*TASK GOAL*. Below are some records. Pull every line that contains the word "females".

Source data

········

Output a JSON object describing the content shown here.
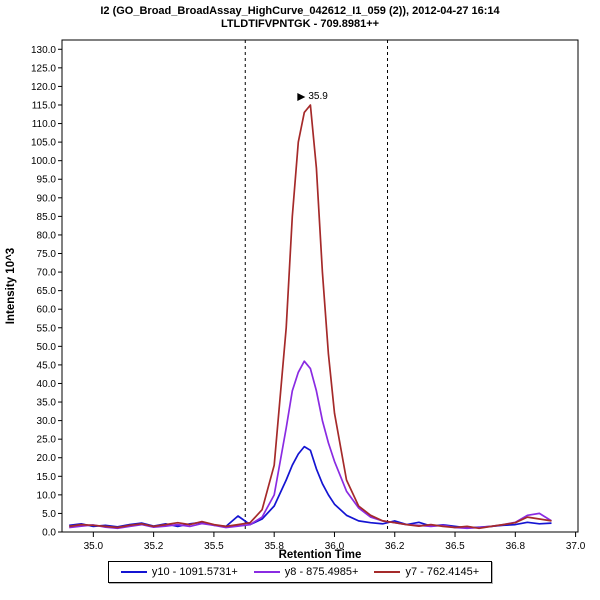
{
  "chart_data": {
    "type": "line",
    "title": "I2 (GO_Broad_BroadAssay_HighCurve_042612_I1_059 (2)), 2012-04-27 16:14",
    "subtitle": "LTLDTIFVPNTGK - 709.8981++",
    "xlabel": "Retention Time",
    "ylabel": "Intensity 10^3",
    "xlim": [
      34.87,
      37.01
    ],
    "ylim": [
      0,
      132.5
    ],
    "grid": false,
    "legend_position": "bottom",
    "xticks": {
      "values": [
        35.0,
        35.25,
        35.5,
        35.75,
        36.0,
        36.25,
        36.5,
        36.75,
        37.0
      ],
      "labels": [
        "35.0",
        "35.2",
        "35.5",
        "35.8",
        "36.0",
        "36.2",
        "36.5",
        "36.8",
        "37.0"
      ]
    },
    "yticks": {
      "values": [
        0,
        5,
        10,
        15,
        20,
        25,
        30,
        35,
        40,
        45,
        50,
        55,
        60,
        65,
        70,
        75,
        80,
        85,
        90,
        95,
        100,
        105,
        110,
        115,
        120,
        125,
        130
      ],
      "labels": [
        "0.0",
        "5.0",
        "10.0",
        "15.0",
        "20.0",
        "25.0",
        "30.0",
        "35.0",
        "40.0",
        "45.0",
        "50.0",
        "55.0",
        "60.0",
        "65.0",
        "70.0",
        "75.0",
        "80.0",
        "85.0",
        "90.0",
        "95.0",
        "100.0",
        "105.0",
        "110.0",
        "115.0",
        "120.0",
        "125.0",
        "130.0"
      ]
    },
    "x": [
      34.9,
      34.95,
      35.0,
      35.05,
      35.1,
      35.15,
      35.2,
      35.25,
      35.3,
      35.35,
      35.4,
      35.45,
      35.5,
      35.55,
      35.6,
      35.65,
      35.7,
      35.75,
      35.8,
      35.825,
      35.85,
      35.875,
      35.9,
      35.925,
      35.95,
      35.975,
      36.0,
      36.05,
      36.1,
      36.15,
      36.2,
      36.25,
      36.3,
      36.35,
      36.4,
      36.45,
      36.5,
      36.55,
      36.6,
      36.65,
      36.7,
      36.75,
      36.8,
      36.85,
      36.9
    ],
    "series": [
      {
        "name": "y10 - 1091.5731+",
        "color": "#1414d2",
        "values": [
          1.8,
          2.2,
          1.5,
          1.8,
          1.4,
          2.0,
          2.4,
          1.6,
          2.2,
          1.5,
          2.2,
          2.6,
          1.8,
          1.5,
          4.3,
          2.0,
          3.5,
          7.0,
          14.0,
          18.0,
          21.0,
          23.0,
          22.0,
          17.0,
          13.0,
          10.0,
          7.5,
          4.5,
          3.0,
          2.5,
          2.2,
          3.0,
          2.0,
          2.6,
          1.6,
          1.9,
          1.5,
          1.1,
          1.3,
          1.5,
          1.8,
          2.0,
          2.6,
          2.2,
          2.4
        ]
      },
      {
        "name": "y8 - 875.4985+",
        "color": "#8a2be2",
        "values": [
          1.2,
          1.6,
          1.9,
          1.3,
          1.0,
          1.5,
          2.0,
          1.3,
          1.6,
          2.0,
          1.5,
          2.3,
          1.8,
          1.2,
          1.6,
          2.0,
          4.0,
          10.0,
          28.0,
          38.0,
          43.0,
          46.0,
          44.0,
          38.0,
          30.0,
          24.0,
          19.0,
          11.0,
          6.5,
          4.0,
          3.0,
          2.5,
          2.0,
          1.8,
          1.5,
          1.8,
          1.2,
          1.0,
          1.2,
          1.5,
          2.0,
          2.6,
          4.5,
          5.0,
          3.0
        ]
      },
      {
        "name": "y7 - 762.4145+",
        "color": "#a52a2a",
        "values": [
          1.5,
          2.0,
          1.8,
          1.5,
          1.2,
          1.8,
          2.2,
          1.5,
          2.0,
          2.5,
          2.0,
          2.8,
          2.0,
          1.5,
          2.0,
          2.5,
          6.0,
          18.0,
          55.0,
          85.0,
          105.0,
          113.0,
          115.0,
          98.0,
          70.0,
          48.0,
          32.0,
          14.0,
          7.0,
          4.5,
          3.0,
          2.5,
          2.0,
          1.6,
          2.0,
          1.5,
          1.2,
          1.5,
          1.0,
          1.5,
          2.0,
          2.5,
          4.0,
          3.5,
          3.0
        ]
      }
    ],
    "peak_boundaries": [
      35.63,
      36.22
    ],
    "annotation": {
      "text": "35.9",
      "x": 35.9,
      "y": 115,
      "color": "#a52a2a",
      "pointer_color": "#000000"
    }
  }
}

········

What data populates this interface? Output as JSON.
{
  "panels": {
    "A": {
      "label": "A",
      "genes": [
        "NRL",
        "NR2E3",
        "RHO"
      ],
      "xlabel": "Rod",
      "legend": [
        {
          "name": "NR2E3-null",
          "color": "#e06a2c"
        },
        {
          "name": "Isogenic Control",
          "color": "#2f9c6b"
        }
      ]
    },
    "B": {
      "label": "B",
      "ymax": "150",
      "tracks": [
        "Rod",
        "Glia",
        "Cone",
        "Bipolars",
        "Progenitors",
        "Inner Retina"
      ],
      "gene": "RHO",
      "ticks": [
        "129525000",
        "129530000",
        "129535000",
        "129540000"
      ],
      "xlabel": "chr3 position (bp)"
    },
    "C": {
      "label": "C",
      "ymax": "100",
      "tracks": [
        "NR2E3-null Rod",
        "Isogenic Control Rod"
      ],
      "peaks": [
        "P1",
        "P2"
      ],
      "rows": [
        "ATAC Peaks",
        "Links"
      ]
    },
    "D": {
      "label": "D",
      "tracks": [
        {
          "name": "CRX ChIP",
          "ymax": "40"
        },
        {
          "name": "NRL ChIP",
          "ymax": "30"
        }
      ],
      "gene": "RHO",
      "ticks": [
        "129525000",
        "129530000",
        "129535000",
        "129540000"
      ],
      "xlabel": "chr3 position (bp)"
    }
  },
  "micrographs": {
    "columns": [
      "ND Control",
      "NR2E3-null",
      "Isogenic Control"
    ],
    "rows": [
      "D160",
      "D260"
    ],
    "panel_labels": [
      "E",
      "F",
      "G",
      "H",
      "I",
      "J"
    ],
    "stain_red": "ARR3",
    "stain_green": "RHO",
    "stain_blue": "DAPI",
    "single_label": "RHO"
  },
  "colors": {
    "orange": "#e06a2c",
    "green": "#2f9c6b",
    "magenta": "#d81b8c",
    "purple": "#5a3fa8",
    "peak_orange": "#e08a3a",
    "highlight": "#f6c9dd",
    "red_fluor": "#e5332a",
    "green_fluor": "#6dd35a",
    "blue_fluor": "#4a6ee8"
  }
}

········

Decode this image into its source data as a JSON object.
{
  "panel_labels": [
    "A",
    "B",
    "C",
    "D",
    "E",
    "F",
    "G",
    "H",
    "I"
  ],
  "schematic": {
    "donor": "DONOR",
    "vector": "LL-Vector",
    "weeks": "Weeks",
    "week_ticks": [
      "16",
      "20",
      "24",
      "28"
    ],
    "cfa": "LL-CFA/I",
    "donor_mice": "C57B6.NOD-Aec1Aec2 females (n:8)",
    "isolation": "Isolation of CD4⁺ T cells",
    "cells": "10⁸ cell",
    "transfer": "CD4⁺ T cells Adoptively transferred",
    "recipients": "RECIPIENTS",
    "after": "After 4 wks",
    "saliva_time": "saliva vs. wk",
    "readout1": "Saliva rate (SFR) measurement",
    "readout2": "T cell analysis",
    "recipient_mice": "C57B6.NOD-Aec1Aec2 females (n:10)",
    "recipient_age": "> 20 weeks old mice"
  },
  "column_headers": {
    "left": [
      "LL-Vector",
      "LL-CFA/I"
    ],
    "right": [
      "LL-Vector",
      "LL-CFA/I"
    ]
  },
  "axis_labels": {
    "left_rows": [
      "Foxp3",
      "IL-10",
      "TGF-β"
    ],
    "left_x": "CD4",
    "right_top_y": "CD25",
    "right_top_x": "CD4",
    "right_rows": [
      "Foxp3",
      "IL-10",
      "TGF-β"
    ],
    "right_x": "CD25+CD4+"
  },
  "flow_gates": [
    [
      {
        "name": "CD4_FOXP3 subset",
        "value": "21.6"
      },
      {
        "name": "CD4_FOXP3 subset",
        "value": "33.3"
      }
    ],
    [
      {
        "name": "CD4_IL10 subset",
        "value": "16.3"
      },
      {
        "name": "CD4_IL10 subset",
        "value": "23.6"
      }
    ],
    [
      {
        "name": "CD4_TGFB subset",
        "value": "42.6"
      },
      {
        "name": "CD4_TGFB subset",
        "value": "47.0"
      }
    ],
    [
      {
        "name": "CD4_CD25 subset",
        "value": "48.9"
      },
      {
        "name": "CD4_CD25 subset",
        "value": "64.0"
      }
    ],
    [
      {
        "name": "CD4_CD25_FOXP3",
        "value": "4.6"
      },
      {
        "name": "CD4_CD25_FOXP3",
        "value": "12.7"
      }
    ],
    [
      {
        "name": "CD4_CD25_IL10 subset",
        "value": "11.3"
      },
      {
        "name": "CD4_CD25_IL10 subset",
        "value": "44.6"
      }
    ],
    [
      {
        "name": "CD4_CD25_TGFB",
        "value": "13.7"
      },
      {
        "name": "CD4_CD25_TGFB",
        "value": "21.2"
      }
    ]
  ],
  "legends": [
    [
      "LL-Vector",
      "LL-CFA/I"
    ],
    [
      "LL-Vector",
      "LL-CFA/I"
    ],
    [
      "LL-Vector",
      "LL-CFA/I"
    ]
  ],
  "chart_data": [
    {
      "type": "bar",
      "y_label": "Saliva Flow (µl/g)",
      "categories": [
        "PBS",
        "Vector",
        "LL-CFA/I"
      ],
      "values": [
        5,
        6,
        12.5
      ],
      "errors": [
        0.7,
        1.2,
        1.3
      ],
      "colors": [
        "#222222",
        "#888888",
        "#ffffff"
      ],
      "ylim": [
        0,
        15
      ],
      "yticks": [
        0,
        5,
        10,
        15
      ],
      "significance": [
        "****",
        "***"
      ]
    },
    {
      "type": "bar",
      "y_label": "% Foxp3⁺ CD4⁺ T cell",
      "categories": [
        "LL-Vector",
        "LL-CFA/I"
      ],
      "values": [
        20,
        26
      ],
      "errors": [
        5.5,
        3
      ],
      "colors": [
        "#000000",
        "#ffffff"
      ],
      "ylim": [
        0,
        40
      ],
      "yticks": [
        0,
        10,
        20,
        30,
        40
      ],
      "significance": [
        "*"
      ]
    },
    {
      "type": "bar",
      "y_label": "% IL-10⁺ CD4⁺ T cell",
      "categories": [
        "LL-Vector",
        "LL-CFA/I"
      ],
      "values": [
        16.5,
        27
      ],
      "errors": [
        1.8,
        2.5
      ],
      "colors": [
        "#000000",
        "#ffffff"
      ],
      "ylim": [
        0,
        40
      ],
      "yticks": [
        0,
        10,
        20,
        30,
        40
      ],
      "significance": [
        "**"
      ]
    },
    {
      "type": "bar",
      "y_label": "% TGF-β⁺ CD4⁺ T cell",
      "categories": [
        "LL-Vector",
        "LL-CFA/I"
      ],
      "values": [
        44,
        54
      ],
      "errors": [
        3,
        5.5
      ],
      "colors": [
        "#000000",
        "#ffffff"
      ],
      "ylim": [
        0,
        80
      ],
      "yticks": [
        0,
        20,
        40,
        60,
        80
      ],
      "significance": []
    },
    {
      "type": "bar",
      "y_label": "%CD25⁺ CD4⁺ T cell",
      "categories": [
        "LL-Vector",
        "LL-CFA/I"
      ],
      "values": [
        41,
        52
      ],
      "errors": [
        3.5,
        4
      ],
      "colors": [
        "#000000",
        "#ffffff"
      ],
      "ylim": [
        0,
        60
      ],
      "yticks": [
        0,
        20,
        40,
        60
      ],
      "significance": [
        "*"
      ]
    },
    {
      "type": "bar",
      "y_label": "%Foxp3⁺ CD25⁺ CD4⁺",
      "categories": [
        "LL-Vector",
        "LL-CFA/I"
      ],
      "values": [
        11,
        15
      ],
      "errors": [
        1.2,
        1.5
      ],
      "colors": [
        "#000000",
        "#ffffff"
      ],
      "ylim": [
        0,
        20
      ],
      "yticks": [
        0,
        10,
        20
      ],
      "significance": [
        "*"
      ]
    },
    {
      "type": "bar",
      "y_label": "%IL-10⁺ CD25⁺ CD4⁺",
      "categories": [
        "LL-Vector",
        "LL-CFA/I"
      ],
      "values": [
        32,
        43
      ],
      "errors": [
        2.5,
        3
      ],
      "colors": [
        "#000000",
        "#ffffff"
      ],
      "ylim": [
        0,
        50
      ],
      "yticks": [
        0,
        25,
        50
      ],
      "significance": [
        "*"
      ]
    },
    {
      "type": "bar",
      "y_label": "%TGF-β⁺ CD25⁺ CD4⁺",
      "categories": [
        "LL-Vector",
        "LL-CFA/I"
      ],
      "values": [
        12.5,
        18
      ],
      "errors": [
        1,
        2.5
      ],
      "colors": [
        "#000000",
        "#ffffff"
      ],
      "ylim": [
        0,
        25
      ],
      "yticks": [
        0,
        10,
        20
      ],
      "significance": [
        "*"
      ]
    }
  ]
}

········

*OUTPUT FOR THIS TASK*.
    "donor_mice": "C57B6.NOD-Aec1Aec2 females (n:8)",
    "recipient_mice": "C57B6.NOD-Aec1Aec2 females (n:10)",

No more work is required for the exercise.